** start of Exercise inputs **

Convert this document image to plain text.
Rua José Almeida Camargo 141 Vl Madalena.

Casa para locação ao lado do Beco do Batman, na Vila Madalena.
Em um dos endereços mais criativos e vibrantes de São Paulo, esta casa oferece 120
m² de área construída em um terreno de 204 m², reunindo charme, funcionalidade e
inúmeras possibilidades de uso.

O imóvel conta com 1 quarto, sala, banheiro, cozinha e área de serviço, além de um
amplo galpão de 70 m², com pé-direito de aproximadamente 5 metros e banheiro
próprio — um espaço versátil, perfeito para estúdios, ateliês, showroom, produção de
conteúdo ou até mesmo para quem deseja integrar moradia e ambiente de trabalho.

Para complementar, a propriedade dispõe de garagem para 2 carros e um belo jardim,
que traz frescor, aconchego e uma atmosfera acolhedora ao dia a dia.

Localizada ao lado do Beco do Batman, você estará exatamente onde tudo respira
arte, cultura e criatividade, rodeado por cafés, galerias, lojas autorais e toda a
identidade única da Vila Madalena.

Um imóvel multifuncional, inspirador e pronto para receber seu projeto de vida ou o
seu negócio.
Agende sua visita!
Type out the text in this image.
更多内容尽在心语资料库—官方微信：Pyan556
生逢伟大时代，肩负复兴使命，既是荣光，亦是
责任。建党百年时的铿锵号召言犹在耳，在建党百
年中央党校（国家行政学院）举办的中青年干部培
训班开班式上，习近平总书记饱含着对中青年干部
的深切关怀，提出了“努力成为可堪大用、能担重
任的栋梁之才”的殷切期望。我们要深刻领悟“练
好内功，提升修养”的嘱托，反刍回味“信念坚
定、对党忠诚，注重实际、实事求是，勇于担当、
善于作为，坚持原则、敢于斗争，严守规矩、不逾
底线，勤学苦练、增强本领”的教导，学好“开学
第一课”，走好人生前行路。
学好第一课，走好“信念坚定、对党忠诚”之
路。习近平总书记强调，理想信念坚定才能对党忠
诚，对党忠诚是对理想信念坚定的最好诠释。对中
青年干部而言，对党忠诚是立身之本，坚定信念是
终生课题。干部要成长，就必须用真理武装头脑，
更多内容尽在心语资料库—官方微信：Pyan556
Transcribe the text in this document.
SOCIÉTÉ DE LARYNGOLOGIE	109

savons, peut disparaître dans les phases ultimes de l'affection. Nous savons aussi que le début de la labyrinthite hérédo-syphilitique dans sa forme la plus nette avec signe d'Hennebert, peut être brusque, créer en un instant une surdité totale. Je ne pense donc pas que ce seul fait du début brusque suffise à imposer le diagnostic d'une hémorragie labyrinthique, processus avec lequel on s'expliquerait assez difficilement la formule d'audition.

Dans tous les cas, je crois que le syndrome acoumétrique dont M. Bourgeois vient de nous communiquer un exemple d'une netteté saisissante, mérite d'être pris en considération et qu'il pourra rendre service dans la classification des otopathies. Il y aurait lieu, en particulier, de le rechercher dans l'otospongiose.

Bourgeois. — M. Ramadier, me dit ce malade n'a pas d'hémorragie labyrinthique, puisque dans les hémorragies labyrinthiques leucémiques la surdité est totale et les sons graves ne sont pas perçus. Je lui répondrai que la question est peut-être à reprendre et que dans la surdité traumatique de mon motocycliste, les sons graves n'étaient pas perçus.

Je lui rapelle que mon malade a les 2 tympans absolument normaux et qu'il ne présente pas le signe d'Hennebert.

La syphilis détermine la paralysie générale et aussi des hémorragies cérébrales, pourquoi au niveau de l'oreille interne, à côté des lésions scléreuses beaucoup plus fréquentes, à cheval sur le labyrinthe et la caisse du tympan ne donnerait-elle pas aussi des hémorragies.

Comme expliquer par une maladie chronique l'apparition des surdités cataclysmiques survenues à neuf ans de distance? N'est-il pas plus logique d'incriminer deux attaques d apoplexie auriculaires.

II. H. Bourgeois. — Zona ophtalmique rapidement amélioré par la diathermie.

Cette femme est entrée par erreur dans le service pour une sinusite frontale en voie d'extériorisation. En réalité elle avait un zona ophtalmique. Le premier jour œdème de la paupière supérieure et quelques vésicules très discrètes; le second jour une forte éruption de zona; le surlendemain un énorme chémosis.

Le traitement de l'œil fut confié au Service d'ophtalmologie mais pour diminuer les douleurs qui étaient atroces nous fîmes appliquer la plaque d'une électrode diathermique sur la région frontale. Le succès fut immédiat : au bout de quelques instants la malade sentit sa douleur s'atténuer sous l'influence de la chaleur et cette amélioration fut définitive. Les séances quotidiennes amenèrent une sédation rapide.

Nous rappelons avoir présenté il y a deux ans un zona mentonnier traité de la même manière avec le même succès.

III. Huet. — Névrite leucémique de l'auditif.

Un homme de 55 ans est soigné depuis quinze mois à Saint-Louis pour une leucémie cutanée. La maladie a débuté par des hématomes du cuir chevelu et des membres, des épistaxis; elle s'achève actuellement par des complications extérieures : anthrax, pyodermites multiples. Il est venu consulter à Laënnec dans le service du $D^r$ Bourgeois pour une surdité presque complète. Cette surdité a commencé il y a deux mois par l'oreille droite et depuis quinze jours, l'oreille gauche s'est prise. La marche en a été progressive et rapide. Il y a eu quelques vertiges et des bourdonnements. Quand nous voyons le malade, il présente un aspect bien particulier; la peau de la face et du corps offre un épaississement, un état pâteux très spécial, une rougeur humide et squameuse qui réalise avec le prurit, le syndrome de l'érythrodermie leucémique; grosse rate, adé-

** end of Exercise inputs **

Task brief.
Your task is to give the records above again, exactly.

Output below.
Convert this document image to plain text.
Rua José Almeida Camargo 141 Vl Madalena.

Casa para locação ao lado do Beco do Batman, na Vila Madalena.
Em um dos endereços mais criativos e vibrantes de São Paulo, esta casa oferece 120
m² de área construída em um terreno de 204 m², reunindo charme, funcionalidade e
inúmeras possibilidades de uso.

O imóvel conta com 1 quarto, sala, banheiro, cozinha e área de serviço, além de um
amplo galpão de 70 m², com pé-direito de aproximadamente 5 metros e banheiro
próprio — um espaço versátil, perfeito para estúdios, ateliês, showroom, produção de
conteúdo ou até mesmo para quem deseja integrar moradia e ambiente de trabalho.

Para complementar, a propriedade dispõe de garagem para 2 carros e um belo jardim,
que traz frescor, aconchego e uma atmosfera acolhedora ao dia a dia.

Localizada ao lado do Beco do Batman, você estará exatamente onde tudo respira
arte, cultura e criatividade, rodeado por cafés, galerias, lojas autorais e toda a
identidade única da Vila Madalena.

Um imóvel multifuncional, inspirador e pronto para receber seu projeto de vida ou o
seu negócio.
Agende sua visita!
Type out the text in this image.
更多内容尽在心语资料库—官方微信：Pyan556
生逢伟大时代，肩负复兴使命，既是荣光，亦是
责任。建党百年时的铿锵号召言犹在耳，在建党百
年中央党校（国家行政学院）举办的中青年干部培
训班开班式上，习近平总书记饱含着对中青年干部
的深切关怀，提出了“努力成为可堪大用、能担重
任的栋梁之才”的殷切期望。我们要深刻领悟“练
好内功，提升修养”的嘱托，反刍回味“信念坚
定、对党忠诚，注重实际、实事求是，勇于担当、
善于作为，坚持原则、敢于斗争，严守规矩、不逾
底线，勤学苦练、增强本领”的教导，学好“开学
第一课”，走好人生前行路。
学好第一课，走好“信念坚定、对党忠诚”之
路。习近平总书记强调，理想信念坚定才能对党忠
诚，对党忠诚是对理想信念坚定的最好诠释。对中
青年干部而言，对党忠诚是立身之本，坚定信念是
终生课题。干部要成长，就必须用真理武装头脑，
更多内容尽在心语资料库—官方微信：Pyan556
Transcribe the text in this document.
SOCIÉTÉ DE LARYNGOLOGIE	109

savons, peut disparaître dans les phases ultimes de l'affection. Nous savons aussi que le début de la labyrinthite hérédo-syphilitique dans sa forme la plus nette avec signe d'Hennebert, peut être brusque, créer en un instant une surdité totale. Je ne pense donc pas que ce seul fait du début brusque suffise à imposer le diagnostic d'une hémorragie labyrinthique, processus avec lequel on s'expliquerait assez difficilement la formule d'audition.

Dans tous les cas, je crois que le syndrome acoumétrique dont M. Bourgeois vient de nous communiquer un exemple d'une netteté saisissante, mérite d'être pris en considération et qu'il pourra rendre service dans la classification des otopathies. Il y aurait lieu, en particulier, de le rechercher dans l'otospongiose.

Bourgeois. — M. Ramadier, me dit ce malade n'a pas d'hémorragie labyrinthique, puisque dans les hémorragies labyrinthiques leucémiques la surdité est totale et les sons graves ne sont pas perçus. Je lui répondrai que la question est peut-être à reprendre et que dans la surdité traumatique de mon motocycliste, les sons graves n'étaient pas perçus.

Je lui rapelle que mon malade a les 2 tympans absolument normaux et qu'il ne présente pas le signe d'Hennebert.

La syphilis détermine la paralysie générale et aussi des hémorragies cérébrales, pourquoi au niveau de l'oreille interne, à côté des lésions scléreuses beaucoup plus fréquentes, à cheval sur le labyrinthe et la caisse du tympan ne donnerait-elle pas aussi des hémorragies.

Comme expliquer par une maladie chronique l'apparition des surdités cataclysmiques survenues à neuf ans de distance? N'est-il pas plus logique d'incriminer deux attaques d apoplexie auriculaires.

II. H. Bourgeois. — Zona ophtalmique rapidement amélioré par la diathermie.

Cette femme est entrée par erreur dans le service pour une sinusite frontale en voie d'extériorisation. En réalité elle avait un zona ophtalmique. Le premier jour œdème de la paupière supérieure et quelques vésicules très discrètes; le second jour une forte éruption de zona; le surlendemain un énorme chémosis.

Le traitement de l'œil fut confié au Service d'ophtalmologie mais pour diminuer les douleurs qui étaient atroces nous fîmes appliquer la plaque d'une électrode diathermique sur la région frontale. Le succès fut immédiat : au bout de quelques instants la malade sentit sa douleur s'atténuer sous l'influence de la chaleur et cette amélioration fut définitive. Les séances quotidiennes amenèrent une sédation rapide.

Nous rappelons avoir présenté il y a deux ans un zona mentonnier traité de la même manière avec le même succès.

III. Huet. — Névrite leucémique de l'auditif.

Un homme de 55 ans est soigné depuis quinze mois à Saint-Louis pour une leucémie cutanée. La maladie a débuté par des hématomes du cuir chevelu et des membres, des épistaxis; elle s'achève actuellement par des complications extérieures : anthrax, pyodermites multiples. Il est venu consulter à Laënnec dans le service du $D^r$ Bourgeois pour une surdité presque complète. Cette surdité a commencé il y a deux mois par l'oreille droite et depuis quinze jours, l'oreille gauche s'est prise. La marche en a été progressive et rapide. Il y a eu quelques vertiges et des bourdonnements. Quand nous voyons le malade, il présente un aspect bien particulier; la peau de la face et du corps offre un épaississement, un état pâteux très spécial, une rougeur humide et squameuse qui réalise avec le prurit, le syndrome de l'érythrodermie leucémique; grosse rate, adé-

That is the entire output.